## [Your goal]
Pull out every line from the listing that has the word "false".
++++ Recorded data ++++
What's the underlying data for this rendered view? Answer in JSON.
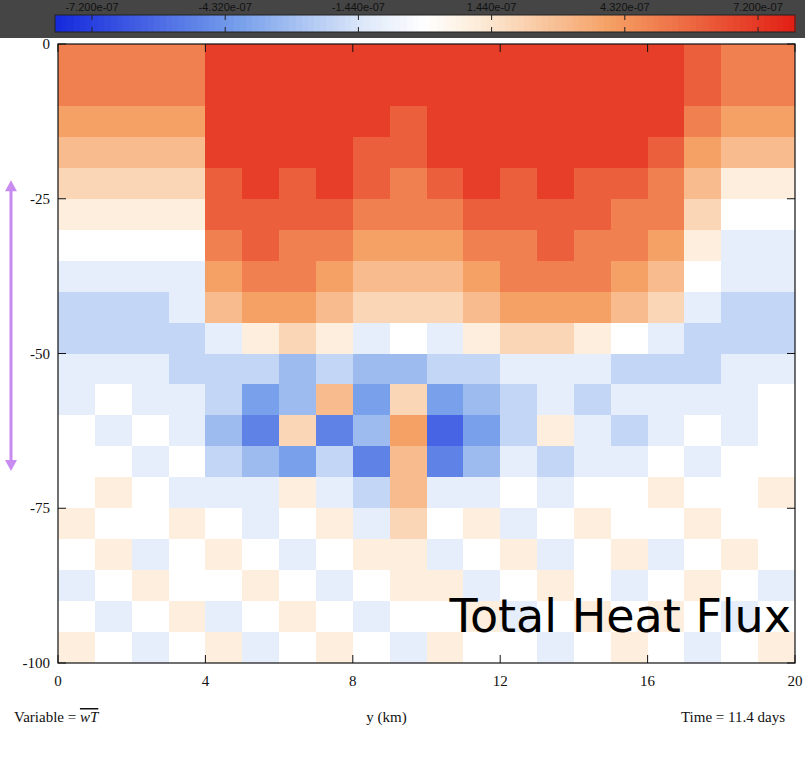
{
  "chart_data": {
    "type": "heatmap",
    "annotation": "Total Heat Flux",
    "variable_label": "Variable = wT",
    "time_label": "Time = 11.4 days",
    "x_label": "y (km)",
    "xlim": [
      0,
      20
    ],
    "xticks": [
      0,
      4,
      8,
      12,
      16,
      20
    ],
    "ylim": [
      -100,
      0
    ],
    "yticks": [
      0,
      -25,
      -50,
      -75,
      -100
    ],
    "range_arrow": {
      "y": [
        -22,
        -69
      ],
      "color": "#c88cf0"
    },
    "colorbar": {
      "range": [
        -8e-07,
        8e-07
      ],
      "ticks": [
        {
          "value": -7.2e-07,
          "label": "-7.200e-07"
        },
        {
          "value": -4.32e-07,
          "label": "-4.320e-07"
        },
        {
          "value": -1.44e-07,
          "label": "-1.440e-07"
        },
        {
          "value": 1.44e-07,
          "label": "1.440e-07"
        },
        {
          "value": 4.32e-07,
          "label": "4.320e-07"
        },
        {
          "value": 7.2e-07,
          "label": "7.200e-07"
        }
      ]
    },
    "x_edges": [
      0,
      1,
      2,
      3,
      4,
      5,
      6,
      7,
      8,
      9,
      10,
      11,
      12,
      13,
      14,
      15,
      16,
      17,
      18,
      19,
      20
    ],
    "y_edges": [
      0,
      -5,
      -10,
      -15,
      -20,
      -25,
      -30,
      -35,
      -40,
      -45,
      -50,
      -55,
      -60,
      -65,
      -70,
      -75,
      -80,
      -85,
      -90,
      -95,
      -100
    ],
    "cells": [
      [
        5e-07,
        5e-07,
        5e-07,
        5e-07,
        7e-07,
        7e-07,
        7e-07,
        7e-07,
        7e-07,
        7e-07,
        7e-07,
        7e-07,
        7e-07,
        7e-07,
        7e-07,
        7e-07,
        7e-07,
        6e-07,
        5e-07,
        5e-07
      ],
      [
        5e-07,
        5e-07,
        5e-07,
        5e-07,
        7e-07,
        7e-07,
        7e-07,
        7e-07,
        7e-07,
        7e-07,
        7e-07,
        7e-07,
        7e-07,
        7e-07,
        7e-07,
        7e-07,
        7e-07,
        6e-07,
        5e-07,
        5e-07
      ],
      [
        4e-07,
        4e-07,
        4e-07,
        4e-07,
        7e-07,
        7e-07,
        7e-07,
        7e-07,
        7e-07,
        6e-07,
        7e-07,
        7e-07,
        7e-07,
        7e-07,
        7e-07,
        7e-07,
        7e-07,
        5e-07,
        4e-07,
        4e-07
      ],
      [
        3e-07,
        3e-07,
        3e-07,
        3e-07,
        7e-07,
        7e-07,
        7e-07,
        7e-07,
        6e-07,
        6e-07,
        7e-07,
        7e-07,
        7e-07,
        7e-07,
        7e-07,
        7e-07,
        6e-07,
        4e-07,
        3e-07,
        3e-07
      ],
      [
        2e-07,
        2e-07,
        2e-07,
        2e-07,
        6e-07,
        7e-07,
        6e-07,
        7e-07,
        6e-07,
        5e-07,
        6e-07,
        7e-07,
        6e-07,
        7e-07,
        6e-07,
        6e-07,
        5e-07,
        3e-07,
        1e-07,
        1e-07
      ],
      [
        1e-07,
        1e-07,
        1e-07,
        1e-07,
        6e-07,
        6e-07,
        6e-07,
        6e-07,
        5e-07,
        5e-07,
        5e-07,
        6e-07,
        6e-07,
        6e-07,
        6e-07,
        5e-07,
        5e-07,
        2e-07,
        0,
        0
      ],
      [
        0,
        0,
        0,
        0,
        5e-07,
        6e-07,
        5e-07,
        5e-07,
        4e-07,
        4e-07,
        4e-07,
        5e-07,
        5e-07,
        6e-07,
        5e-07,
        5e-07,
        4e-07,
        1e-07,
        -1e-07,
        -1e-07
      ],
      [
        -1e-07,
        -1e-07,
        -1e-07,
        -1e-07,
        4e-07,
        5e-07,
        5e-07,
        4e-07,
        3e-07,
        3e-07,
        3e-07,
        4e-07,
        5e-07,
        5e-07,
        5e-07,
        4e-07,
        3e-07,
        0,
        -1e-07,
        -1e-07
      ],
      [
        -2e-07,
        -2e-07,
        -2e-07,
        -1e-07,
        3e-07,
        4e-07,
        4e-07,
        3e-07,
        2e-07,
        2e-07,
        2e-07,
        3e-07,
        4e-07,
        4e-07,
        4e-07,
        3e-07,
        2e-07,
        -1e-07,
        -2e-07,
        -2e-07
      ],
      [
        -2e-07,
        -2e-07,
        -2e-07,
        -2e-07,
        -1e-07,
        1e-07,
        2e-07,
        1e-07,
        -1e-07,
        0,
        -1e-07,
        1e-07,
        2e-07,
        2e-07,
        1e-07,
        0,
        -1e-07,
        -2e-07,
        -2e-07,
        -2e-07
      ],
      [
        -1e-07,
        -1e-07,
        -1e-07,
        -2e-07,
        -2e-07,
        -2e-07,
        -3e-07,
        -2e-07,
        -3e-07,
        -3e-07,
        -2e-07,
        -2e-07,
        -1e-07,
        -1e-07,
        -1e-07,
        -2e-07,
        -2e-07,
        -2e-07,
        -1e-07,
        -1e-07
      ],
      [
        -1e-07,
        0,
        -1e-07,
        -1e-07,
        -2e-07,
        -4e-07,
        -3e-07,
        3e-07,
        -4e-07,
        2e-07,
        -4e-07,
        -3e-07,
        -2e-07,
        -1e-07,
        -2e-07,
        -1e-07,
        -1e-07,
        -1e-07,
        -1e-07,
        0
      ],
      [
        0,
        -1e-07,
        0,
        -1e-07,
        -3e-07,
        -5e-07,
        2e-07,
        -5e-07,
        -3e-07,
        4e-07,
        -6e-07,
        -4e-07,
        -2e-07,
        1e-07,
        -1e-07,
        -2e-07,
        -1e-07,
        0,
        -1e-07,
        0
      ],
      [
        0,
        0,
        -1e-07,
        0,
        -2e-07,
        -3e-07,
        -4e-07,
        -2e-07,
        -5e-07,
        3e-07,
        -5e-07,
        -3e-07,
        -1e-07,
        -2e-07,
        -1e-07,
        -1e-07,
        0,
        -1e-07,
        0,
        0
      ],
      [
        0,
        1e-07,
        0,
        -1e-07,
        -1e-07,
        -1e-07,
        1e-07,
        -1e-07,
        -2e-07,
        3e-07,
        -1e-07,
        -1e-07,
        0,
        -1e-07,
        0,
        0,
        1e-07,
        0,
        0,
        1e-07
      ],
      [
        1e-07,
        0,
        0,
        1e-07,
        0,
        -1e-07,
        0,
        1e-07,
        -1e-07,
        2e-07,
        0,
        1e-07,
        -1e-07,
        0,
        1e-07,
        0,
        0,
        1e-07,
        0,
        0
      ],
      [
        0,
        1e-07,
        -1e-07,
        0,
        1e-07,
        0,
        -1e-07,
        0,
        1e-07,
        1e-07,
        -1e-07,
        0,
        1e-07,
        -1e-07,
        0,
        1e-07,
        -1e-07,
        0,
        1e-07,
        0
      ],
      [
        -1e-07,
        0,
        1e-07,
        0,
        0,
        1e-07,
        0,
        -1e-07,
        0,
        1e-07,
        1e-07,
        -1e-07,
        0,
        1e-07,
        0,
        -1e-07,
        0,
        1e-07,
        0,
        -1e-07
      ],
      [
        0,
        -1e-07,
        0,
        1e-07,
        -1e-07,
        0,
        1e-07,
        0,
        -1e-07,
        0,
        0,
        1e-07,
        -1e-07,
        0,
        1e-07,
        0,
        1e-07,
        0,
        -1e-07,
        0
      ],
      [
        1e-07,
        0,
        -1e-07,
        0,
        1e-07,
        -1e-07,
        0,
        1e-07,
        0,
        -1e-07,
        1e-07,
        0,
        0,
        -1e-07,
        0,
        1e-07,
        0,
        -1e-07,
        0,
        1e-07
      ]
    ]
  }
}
++++
++++ Recorded data ++++
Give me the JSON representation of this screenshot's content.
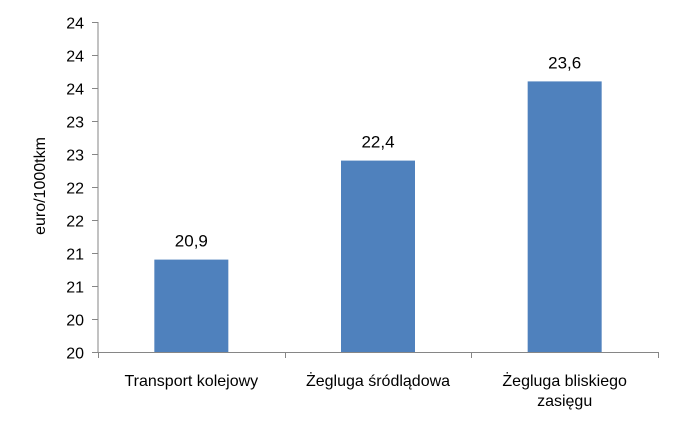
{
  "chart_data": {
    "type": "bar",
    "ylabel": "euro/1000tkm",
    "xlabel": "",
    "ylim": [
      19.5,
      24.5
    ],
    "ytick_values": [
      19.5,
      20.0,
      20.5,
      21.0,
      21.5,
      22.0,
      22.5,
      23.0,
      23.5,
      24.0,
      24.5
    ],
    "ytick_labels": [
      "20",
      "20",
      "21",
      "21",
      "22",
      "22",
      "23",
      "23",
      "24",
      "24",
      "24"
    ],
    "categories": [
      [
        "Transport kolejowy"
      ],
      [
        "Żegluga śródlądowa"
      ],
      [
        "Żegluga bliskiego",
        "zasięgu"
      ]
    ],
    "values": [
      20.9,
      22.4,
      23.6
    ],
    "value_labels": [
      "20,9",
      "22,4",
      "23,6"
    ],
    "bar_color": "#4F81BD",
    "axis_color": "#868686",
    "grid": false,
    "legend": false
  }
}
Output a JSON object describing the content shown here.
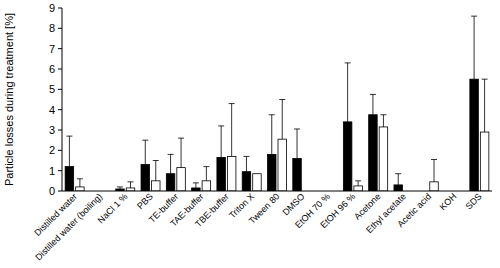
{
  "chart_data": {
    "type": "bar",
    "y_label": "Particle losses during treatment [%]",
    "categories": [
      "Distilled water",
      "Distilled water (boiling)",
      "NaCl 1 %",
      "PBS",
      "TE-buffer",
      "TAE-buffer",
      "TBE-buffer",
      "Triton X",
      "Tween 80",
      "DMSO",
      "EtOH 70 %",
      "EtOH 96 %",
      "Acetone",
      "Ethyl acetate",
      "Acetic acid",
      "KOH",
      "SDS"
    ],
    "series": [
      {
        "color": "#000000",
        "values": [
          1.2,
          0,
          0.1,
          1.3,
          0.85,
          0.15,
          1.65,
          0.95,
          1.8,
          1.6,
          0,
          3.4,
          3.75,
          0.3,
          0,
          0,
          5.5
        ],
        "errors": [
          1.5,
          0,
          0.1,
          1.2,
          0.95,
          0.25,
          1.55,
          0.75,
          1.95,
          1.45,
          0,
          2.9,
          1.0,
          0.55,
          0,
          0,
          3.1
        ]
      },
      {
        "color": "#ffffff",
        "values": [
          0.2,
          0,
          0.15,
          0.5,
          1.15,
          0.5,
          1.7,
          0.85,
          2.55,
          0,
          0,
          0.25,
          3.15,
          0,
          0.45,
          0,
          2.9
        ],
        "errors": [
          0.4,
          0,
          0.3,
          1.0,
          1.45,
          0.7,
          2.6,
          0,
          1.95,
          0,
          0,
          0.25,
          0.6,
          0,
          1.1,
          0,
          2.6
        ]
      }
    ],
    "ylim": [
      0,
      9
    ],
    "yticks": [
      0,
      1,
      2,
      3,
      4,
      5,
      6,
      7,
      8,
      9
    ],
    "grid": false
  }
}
++++
++++ Recorded data ++++
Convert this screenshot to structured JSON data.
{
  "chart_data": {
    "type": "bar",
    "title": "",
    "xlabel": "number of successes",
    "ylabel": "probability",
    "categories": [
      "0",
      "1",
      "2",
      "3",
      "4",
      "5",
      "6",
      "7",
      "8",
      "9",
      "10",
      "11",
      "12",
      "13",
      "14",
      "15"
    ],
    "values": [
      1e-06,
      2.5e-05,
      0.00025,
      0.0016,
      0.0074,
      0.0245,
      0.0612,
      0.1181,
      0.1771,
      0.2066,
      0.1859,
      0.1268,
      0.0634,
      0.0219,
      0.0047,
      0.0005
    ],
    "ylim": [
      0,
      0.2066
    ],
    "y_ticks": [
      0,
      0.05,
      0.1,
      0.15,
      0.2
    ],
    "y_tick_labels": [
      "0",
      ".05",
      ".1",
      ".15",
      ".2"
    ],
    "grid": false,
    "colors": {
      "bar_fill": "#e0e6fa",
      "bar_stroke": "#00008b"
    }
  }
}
++++
## [Result of the exercise]
    "grid": false,
    "legend": false
    "grid": false
    "grid": false,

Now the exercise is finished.